[Data lines]
= = = = =

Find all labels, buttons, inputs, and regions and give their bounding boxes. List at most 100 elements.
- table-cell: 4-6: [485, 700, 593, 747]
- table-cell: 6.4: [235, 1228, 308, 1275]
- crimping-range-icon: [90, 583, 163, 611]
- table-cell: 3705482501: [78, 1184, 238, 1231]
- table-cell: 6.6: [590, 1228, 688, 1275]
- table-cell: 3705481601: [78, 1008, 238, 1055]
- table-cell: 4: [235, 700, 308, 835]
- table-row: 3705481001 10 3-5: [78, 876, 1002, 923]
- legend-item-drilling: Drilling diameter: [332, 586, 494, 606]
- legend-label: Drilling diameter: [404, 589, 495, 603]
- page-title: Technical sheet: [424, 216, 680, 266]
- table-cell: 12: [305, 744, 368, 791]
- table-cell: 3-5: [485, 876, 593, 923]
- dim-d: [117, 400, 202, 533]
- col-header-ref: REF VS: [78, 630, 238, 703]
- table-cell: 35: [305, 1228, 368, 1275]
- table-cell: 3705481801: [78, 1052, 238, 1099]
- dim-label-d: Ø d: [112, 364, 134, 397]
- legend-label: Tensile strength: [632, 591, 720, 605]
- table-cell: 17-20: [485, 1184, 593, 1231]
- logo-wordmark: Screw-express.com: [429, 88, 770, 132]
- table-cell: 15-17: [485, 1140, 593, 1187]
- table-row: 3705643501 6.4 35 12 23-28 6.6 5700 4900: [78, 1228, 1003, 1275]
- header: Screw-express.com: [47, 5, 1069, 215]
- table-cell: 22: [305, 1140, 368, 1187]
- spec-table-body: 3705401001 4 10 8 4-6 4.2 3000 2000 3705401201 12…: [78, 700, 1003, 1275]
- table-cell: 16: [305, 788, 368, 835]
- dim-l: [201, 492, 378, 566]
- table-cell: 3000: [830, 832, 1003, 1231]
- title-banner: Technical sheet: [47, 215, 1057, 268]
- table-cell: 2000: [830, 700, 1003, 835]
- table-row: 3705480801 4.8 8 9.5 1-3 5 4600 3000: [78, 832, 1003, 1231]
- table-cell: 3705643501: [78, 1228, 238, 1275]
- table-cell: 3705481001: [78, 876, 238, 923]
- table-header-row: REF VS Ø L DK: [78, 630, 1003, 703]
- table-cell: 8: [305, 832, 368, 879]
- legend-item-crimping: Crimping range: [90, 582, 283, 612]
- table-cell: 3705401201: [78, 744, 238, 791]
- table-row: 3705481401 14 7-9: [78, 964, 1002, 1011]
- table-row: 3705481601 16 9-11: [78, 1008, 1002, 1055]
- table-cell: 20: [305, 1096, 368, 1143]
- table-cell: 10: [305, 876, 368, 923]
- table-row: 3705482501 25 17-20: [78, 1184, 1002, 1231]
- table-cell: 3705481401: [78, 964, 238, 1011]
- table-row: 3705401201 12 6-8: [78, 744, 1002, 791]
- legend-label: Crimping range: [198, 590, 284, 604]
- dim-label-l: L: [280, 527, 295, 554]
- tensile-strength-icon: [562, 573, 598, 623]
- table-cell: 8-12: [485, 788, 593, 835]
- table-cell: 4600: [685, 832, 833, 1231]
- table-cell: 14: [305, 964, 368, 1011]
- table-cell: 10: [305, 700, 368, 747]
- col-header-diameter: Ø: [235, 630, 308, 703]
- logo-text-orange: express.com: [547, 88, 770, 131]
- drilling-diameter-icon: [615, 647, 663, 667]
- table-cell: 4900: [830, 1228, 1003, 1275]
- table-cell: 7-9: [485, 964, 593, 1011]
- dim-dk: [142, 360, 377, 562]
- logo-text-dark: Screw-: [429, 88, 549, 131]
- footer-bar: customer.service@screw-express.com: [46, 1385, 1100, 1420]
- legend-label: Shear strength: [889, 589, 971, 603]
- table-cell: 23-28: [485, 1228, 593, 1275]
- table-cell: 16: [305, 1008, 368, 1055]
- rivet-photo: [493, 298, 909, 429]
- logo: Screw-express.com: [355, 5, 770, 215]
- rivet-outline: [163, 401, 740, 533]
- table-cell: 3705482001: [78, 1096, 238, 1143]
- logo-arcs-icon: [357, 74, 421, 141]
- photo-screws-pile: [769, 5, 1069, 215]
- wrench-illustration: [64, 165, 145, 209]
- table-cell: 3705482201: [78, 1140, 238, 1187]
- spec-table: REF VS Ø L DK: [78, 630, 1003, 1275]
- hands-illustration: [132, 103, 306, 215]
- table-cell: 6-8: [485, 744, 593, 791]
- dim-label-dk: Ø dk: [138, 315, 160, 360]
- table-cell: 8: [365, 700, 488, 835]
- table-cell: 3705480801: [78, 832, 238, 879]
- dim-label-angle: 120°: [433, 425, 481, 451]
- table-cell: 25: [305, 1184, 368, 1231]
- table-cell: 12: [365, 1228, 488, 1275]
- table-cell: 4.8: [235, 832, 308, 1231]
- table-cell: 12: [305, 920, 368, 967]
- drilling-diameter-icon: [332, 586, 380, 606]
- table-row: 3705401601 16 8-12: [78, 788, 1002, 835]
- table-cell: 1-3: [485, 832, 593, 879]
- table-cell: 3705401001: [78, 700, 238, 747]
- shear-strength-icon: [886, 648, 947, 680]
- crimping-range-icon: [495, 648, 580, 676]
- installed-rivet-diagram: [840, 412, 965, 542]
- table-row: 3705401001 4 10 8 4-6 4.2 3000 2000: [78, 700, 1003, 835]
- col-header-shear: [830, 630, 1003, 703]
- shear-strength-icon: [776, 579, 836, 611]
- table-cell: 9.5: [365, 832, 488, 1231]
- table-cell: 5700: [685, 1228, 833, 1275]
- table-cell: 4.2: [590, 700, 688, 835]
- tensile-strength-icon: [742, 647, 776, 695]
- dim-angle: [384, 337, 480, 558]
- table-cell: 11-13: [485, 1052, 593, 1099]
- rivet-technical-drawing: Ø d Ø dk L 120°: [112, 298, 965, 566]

= = = = =

▶ _AIM OF THE EXERCISE_
Convert the entries into a numbered list, from the first line through the line containing "- table-cell: 3705482501: [78, 1184, 238, 1231]", omitting blank lines.

▶ _EXERCISE ANSWER_
1. Find all labels, buttons, inputs, and regions and give their bounding boxes. List at most 100 elements.
2. - table-cell: 4-6: [485, 700, 593, 747]
3. - table-cell: 6.4: [235, 1228, 308, 1275]
4. - crimping-range-icon: [90, 583, 163, 611]
5. - table-cell: 3705482501: [78, 1184, 238, 1231]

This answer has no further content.